### Stated exercise
Rewrite the rows from the start through the line with "roof-beam xyxy=(219,100,965,122)", swapping "thumbnail" for "preview" and leaving everything else unchanged.

### Stored records
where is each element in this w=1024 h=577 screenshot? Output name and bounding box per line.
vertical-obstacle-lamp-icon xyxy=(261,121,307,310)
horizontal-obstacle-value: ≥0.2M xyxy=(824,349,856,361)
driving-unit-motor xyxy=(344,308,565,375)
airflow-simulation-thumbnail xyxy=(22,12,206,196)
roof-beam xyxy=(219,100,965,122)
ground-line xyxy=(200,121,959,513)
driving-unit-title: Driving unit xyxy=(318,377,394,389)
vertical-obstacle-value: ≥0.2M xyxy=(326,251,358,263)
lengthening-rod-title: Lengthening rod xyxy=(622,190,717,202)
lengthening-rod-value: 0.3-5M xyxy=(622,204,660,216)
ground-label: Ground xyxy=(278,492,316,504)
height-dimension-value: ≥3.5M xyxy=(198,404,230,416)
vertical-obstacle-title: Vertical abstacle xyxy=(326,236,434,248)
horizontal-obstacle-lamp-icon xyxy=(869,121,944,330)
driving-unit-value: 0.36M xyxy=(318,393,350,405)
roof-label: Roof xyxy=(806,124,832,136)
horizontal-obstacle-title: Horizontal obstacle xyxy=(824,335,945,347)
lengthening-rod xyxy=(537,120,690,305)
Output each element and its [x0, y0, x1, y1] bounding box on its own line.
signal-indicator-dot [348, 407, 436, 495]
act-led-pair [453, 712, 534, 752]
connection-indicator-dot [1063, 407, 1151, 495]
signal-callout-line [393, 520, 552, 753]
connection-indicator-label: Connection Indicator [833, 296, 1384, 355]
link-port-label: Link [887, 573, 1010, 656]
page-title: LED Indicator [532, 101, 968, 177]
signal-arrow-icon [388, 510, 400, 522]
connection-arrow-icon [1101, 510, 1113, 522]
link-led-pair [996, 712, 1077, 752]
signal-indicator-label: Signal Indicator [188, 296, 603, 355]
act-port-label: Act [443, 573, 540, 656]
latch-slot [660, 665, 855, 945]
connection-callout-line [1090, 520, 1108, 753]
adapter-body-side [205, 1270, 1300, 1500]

### Expected output
where is each element in this w=1024 h=577 screenshot? Output name and bounding box per line.
vertical-obstacle-lamp-icon xyxy=(261,121,307,310)
horizontal-obstacle-value: ≥0.2M xyxy=(824,349,856,361)
driving-unit-motor xyxy=(344,308,565,375)
airflow-simulation-preview xyxy=(22,12,206,196)
roof-beam xyxy=(219,100,965,122)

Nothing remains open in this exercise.